:: Material to process ::
• • • • •

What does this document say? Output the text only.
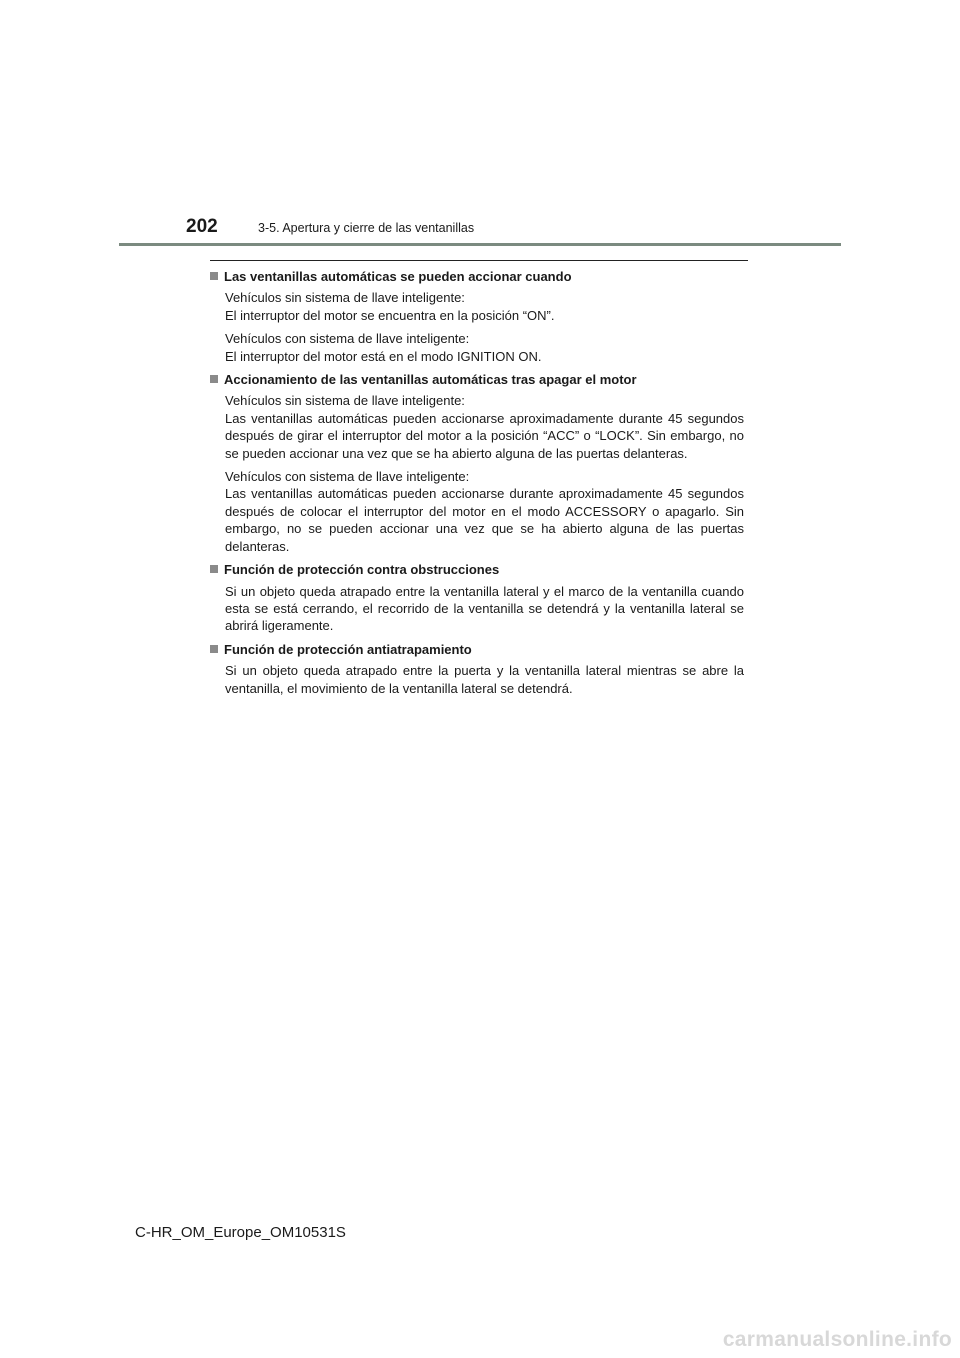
202	3-5. Apertura y cierre de las ventanillas
Las ventanillas automáticas se pueden accionar cuando
Vehículos sin sistema de llave inteligente:
El interruptor del motor se encuentra en la posición “ON”.
Vehículos con sistema de llave inteligente:
El interruptor del motor está en el modo IGNITION ON.
Accionamiento de las ventanillas automáticas tras apagar el motor
Vehículos sin sistema de llave inteligente:
Las ventanillas automáticas pueden accionarse aproximadamente durante 45 segundos después de girar el interruptor del motor a la posición “ACC” o “LOCK”. Sin embargo, no se pueden accionar una vez que se ha abierto alguna de las puertas delanteras.
Vehículos con sistema de llave inteligente:
Las ventanillas automáticas pueden accionarse durante aproximadamente 45 segundos después de colocar el interruptor del motor en el modo ACCESSORY o apagarlo. Sin embargo, no se pueden accionar una vez que se ha abierto alguna de las puertas delanteras.
Función de protección contra obstrucciones
Si un objeto queda atrapado entre la ventanilla lateral y el marco de la ventanilla cuando esta se está cerrando, el recorrido de la ventanilla se detendrá y la ventanilla lateral se abrirá ligeramente.
Función de protección antiatrapamiento
Si un objeto queda atrapado entre la puerta y la ventanilla lateral mientras se abre la ventanilla, el movimiento de la ventanilla lateral se detendrá.
C-HR_OM_Europe_OM10531S
carmanualsonline.info
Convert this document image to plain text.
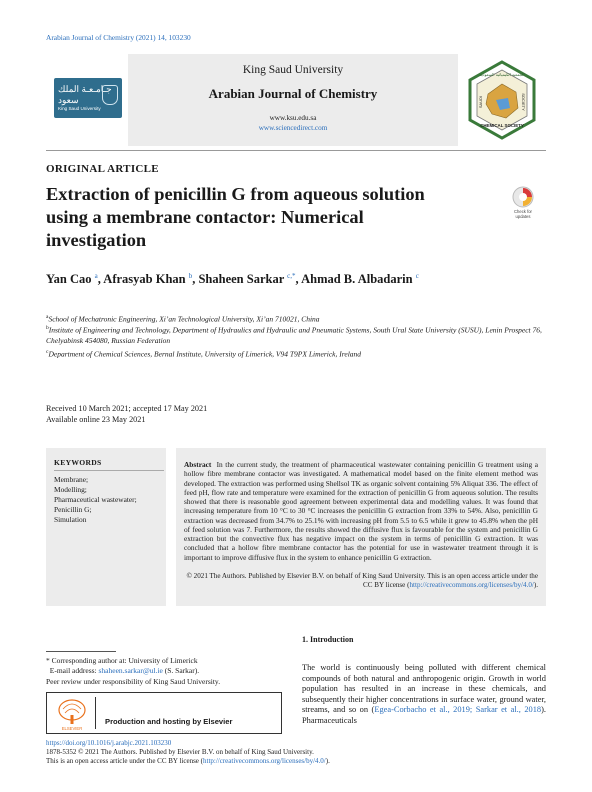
Arabian Journal of Chemistry (2021) 14, 103230
جـامـعـة الملك سعود
King Saud University
King Saud University
Arabian Journal of Chemistry
www.ksu.edu.sa
www.sciencedirect.com
الجمعية الكيميائية السعودية
CHEMICAL SOCIETY
SAUDI	SOCIETY
ORIGINAL ARTICLE
Extraction of penicillin G from aqueous solution using a membrane contactor: Numerical investigation
Check for updates
Yan Cao $^a$, Afrasyab Khan $^b$, Shaheen Sarkar $^{c,*}$, Ahmad B. Albadarin $^c$
$^a$School of Mechatronic Engineering, Xi’an Technological University, Xi’an 710021, China
$^b$Institute of Engineering and Technology, Department of Hydraulics and Hydraulic and Pneumatic Systems, South Ural State University (SUSU), Lenin Prospect 76, Chelyabinsk 454080, Russian Federation
$^c$Department of Chemical Sciences, Bernal Institute, University of Limerick, V94 T9PX Limerick, Ireland
Received 10 March 2021; accepted 17 May 2021
Available online 23 May 2021
KEYWORDS
Membrane;
Modelling;
Pharmaceutical wastewater;
Penicillin G;
Simulation
Abstract In the current study, the treatment of pharmaceutical wastewater containing penicillin G treatment using a hollow fibre membrane contactor was investigated. A mathematical model based on the finite element method was developed. The extraction was performed using Shellsol TK as organic solvent containing 5% Aliquat 336. The effect of feed pH, flow rate and temperature were examined for the extraction of penicillin G from aqueous solution. The results showed that there is reasonable good agreement between experimental data and modelling values. It was found that increasing temperature from 10 °C to 30 °C increases the penicillin G extraction from 33% to 54%. Also, penicillin G extraction was decreased from 34.7% to 25.1% with increasing pH from 5.5 to 6.5 while it grew to 45.8% when the pH of feed solution was 7. Furthermore, the results showed the diffusive flux is favourable for the system and penicillin G extraction but the convective flux has negative impact on the system in terms of penicillin G extraction. It was concluded that a hollow fibre membrane contactor has the potential for use in wastewater treatment through it is important to improve diffusive flux in the system to enhance penicillin G extraction.
© 2021 The Authors. Published by Elsevier B.V. on behalf of King Saud University. This is an open access article under the CC BY license (http://creativecommons.org/licenses/by/4.0/).
1. Introduction
The world is continuously being polluted with different chemical compounds of both natural and anthropogenic origin. Growth in world population has resulted in an increase in these chemicals, and subsequently their higher concentrations in surface water, ground water, streams, and so on (Egea-Corbacho et al., 2019; Sarkar et al., 2018). Pharmaceuticals
* Corresponding author at: University of Limerick
E-mail address: shaheen.sarkar@ul.ie (S. Sarkar).
Peer review under responsibility of King Saud University.
ELSEVIER
Production and hosting by Elsevier
https://doi.org/10.1016/j.arabjc.2021.103230
1878-5352 © 2021 The Authors. Published by Elsevier B.V. on behalf of King Saud University.
This is an open access article under the CC BY license (http://creativecommons.org/licenses/by/4.0/).
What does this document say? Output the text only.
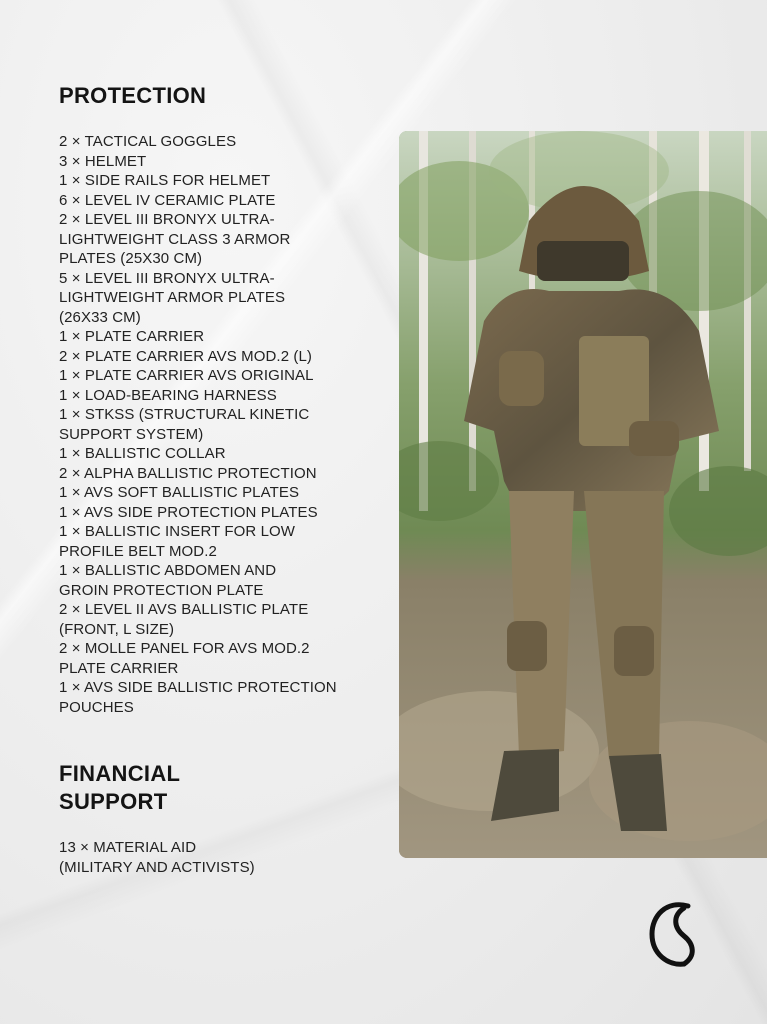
PROTECTION
2 × TACTICAL GOGGLES
3 × HELMET
1 × SIDE RAILS FOR HELMET
6 × LEVEL IV CERAMIC PLATE
2 × LEVEL III BRONYX ULTRA-
LIGHTWEIGHT CLASS 3 ARMOR
PLATES (25X30 CM)
5 × LEVEL III BRONYX ULTRA-
LIGHTWEIGHT ARMOR PLATES
(26X33 CM)
1 × PLATE CARRIER
2 × PLATE CARRIER AVS MOD.2 (L)
1 × PLATE CARRIER AVS ORIGINAL
1 × LOAD-BEARING HARNESS
1 × STKSS (STRUCTURAL KINETIC
SUPPORT SYSTEM)
1 × BALLISTIC COLLAR
2 × ALPHA BALLISTIC PROTECTION
1 × AVS SOFT BALLISTIC PLATES
1 × AVS SIDE PROTECTION PLATES
1 × BALLISTIC INSERT FOR LOW
PROFILE BELT MOD.2
1 × BALLISTIC ABDOMEN AND
GROIN PROTECTION PLATE
2 × LEVEL II AVS BALLISTIC PLATE
(FRONT, L SIZE)
2 × MOLLE PANEL FOR AVS MOD.2
PLATE CARRIER
1 × AVS SIDE BALLISTIC PROTECTION
POUCHES
FINANCIAL
SUPPORT
13 × MATERIAL AID
(MILITARY AND ACTIVISTS)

• • • • •

:: Aim of the task ::
Give nothing but the number of lines containing the string "pueden".

:: Answer for the task ::
3